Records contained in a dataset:
----------------

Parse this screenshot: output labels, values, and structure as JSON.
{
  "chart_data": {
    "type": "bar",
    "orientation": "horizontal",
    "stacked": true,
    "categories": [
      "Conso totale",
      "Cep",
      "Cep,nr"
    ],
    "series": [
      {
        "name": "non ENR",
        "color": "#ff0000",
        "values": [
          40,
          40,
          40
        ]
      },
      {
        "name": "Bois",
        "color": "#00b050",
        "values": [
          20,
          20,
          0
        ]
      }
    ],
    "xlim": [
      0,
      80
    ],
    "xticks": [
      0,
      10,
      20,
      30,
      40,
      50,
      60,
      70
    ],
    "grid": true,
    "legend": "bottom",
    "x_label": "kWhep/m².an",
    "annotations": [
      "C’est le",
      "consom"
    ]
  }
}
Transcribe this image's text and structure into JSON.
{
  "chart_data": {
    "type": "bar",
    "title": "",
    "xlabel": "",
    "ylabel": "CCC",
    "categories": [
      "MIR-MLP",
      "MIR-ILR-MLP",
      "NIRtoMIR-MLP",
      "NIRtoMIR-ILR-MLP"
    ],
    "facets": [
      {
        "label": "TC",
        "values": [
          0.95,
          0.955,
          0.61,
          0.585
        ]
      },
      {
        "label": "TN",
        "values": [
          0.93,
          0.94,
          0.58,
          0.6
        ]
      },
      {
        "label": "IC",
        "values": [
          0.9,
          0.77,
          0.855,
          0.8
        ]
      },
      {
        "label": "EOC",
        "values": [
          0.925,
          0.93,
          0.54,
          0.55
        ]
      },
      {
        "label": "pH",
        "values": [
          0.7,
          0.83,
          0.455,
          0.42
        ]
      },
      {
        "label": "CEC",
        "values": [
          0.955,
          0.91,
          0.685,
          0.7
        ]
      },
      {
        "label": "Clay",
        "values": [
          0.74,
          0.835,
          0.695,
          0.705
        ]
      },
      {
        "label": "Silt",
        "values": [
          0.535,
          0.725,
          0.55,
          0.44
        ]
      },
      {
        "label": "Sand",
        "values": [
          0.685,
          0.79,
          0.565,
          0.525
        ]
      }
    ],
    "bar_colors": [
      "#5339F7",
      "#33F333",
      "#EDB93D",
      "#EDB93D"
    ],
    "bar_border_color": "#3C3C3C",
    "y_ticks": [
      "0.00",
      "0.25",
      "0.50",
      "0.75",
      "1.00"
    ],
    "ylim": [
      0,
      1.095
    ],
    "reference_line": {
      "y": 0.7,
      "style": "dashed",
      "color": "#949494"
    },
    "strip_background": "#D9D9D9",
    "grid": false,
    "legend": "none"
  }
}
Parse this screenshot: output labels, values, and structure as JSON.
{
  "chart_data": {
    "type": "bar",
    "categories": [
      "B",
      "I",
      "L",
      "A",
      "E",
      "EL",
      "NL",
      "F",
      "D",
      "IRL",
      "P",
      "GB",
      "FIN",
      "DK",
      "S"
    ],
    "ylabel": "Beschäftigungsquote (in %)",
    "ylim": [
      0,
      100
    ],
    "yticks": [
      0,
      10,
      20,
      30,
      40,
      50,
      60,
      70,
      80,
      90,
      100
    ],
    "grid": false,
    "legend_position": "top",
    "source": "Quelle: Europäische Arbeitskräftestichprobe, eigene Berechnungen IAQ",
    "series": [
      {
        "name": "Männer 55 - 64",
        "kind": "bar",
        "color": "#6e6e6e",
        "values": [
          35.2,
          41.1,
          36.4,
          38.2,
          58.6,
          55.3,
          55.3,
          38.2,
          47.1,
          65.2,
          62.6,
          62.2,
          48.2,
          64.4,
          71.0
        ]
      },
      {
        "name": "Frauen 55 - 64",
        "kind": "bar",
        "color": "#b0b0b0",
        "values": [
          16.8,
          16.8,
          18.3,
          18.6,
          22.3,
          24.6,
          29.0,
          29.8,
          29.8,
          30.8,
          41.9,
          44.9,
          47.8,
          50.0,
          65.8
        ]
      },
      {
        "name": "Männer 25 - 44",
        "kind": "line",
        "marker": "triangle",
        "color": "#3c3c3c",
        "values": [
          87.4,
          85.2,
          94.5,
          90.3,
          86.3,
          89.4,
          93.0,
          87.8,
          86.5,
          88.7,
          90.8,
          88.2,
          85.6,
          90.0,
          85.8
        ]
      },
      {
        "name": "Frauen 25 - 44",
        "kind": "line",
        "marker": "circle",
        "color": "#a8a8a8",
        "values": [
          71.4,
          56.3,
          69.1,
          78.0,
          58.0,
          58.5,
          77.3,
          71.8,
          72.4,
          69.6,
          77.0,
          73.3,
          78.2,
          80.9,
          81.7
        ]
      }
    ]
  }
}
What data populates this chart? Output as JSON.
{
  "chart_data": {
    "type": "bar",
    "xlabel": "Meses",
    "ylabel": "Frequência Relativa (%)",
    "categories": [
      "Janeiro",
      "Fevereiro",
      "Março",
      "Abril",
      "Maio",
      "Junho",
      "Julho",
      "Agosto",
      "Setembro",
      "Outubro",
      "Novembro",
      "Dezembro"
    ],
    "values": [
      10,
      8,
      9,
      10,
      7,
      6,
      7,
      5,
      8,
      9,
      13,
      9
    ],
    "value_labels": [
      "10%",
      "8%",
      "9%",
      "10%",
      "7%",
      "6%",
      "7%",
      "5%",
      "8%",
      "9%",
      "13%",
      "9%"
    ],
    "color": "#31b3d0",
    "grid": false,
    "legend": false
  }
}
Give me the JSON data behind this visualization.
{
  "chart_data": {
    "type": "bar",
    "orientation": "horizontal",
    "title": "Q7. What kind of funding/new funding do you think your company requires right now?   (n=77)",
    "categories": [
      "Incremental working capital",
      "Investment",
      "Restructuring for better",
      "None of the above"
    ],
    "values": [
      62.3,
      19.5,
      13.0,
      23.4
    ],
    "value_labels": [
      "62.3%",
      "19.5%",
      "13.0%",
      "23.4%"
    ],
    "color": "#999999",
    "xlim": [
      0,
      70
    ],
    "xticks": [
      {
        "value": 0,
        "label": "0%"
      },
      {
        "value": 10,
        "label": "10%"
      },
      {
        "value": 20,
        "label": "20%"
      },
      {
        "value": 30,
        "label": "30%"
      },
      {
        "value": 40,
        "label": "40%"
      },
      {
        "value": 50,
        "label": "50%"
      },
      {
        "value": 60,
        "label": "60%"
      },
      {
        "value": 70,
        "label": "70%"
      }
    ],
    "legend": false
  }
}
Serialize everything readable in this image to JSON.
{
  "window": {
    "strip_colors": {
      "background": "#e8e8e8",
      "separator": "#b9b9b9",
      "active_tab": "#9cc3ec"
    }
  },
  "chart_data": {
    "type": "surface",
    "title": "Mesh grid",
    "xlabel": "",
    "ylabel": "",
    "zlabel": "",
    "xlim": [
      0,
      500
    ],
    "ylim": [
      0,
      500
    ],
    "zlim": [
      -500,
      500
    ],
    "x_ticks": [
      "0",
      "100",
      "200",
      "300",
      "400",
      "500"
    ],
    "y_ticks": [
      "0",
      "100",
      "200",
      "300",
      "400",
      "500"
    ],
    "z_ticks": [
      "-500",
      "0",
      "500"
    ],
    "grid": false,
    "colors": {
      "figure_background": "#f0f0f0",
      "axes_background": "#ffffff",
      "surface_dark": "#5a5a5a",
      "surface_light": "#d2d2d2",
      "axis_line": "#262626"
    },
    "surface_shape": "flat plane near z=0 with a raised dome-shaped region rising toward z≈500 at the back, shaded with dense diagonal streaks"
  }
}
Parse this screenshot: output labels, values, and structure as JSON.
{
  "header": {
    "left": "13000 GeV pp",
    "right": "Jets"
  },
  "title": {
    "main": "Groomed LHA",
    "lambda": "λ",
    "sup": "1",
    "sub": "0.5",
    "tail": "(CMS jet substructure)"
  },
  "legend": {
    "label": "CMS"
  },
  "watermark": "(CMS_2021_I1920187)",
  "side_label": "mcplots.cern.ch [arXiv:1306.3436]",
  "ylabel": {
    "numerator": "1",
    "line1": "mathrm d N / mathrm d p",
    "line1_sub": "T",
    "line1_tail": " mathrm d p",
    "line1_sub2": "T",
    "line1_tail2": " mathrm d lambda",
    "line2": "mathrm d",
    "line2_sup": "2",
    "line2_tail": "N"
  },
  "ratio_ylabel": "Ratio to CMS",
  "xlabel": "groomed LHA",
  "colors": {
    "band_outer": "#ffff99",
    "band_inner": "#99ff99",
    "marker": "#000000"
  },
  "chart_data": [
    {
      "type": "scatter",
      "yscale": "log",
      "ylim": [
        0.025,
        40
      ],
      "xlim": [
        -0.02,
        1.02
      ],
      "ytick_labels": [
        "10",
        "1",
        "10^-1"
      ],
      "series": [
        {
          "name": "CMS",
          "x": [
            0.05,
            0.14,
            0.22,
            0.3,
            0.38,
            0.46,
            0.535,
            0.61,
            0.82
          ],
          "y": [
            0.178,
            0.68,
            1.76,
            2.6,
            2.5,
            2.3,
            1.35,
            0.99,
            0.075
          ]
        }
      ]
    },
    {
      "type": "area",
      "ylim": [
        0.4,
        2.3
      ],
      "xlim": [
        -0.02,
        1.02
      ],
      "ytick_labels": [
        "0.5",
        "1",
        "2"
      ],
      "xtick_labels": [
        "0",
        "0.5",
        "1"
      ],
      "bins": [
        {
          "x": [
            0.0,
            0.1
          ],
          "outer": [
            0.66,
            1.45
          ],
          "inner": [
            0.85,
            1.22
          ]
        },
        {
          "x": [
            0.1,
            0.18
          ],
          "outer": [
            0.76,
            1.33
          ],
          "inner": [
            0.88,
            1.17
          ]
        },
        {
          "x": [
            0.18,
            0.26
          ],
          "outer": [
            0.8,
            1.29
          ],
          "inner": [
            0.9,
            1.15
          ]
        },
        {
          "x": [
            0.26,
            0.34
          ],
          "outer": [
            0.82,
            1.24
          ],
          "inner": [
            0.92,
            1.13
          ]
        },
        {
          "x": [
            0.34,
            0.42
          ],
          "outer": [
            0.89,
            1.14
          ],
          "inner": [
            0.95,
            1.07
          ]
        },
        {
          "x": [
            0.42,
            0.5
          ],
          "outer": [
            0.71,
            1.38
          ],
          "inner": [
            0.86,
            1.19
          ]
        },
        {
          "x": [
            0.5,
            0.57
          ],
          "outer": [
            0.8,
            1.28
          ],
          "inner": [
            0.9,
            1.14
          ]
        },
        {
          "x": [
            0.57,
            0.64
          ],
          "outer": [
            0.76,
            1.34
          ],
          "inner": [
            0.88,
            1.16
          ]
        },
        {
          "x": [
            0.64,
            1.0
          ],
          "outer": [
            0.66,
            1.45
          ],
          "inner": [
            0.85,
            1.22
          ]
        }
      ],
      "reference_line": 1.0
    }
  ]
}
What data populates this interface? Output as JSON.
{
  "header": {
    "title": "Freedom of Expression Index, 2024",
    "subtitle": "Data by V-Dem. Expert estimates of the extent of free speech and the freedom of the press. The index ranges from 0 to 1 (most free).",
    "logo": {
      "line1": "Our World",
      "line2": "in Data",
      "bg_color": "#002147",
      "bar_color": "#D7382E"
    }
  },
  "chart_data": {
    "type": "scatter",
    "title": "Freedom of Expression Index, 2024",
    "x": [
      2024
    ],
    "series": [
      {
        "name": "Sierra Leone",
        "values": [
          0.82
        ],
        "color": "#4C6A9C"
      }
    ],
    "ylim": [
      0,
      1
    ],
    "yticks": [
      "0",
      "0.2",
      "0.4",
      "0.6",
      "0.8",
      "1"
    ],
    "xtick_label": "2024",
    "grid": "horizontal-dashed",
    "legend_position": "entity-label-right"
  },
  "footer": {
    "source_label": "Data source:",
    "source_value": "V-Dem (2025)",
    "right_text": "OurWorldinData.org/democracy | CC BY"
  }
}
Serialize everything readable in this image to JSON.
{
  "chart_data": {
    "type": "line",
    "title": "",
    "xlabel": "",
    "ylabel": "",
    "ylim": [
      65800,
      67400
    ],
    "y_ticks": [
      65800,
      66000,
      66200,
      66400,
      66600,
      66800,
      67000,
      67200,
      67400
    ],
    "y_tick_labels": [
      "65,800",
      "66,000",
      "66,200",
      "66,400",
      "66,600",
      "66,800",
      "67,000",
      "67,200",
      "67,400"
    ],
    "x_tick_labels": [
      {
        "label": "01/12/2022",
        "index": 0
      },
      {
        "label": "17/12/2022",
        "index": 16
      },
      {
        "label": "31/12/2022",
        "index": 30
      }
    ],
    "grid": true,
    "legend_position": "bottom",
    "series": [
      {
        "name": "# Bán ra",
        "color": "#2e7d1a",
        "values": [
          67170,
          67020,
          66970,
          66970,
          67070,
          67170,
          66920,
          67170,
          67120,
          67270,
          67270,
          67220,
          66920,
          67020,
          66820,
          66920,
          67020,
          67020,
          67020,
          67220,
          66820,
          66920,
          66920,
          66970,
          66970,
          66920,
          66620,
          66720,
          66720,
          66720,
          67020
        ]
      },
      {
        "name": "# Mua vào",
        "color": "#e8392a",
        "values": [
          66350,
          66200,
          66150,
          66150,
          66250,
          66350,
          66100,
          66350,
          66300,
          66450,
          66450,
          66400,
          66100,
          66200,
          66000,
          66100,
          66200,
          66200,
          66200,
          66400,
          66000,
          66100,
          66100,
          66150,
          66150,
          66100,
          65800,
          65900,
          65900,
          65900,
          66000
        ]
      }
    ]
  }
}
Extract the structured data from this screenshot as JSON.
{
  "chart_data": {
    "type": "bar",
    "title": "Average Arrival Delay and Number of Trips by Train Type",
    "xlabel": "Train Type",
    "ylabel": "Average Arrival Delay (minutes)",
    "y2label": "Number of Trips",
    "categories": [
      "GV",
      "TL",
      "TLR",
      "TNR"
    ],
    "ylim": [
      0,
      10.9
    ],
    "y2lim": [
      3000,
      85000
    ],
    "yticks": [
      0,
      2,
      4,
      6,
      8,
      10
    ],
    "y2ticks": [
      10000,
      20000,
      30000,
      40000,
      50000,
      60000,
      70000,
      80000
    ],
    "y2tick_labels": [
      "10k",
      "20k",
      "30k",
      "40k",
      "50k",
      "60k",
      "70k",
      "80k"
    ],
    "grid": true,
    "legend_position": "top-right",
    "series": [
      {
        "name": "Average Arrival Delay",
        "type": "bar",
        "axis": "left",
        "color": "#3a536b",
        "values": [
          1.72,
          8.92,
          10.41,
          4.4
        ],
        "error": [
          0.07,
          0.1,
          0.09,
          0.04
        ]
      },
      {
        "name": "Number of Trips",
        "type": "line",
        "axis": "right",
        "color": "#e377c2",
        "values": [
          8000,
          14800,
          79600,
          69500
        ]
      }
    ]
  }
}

----------------

• _Given request_
Pick each line holding the word "Train" out of the listing.

• _Solution_
    "title": "Average Arrival Delay and Number of Trips by Train Type",
    "xlabel": "Train Type",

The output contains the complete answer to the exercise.